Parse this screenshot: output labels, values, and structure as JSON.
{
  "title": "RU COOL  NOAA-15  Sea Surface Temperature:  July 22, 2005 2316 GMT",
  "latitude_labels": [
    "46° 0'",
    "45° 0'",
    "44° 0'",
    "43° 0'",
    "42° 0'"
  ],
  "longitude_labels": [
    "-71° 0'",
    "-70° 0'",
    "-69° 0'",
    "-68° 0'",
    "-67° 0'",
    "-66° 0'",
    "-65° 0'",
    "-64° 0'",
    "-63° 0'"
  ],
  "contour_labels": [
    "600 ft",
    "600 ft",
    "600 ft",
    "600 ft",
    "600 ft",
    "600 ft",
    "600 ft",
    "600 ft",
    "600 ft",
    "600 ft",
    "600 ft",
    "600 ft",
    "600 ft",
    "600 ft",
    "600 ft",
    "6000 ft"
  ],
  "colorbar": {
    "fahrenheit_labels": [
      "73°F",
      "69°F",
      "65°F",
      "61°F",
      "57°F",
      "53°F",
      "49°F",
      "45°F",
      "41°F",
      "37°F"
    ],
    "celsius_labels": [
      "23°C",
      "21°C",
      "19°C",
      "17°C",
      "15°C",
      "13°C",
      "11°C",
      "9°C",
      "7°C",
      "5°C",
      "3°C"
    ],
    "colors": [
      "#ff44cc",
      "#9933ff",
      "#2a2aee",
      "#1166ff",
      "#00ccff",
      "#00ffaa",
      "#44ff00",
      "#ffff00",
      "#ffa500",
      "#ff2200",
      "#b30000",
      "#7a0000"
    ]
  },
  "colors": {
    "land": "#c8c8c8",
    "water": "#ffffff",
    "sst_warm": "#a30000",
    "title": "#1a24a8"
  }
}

YOUR GOAL
Give the material above again, word for word.

RESULT FOR THIS EXERCISE
Parse this screenshot: output labels, values, and structure as JSON.
{
  "title": "RU COOL  NOAA-15  Sea Surface Temperature:  July 22, 2005 2316 GMT",
  "latitude_labels": [
    "46° 0'",
    "45° 0'",
    "44° 0'",
    "43° 0'",
    "42° 0'"
  ],
  "longitude_labels": [
    "-71° 0'",
    "-70° 0'",
    "-69° 0'",
    "-68° 0'",
    "-67° 0'",
    "-66° 0'",
    "-65° 0'",
    "-64° 0'",
    "-63° 0'"
  ],
  "contour_labels": [
    "600 ft",
    "600 ft",
    "600 ft",
    "600 ft",
    "600 ft",
    "600 ft",
    "600 ft",
    "600 ft",
    "600 ft",
    "600 ft",
    "600 ft",
    "600 ft",
    "600 ft",
    "600 ft",
    "600 ft",
    "6000 ft"
  ],
  "colorbar": {
    "fahrenheit_labels": [
      "73°F",
      "69°F",
      "65°F",
      "61°F",
      "57°F",
      "53°F",
      "49°F",
      "45°F",
      "41°F",
      "37°F"
    ],
    "celsius_labels": [
      "23°C",
      "21°C",
      "19°C",
      "17°C",
      "15°C",
      "13°C",
      "11°C",
      "9°C",
      "7°C",
      "5°C",
      "3°C"
    ],
    "colors": [
      "#ff44cc",
      "#9933ff",
      "#2a2aee",
      "#1166ff",
      "#00ccff",
      "#00ffaa",
      "#44ff00",
      "#ffff00",
      "#ffa500",
      "#ff2200",
      "#b30000",
      "#7a0000"
    ]
  },
  "colors": {
    "land": "#c8c8c8",
    "water": "#ffffff",
    "sst_warm": "#a30000",
    "title": "#1a24a8"
  }
}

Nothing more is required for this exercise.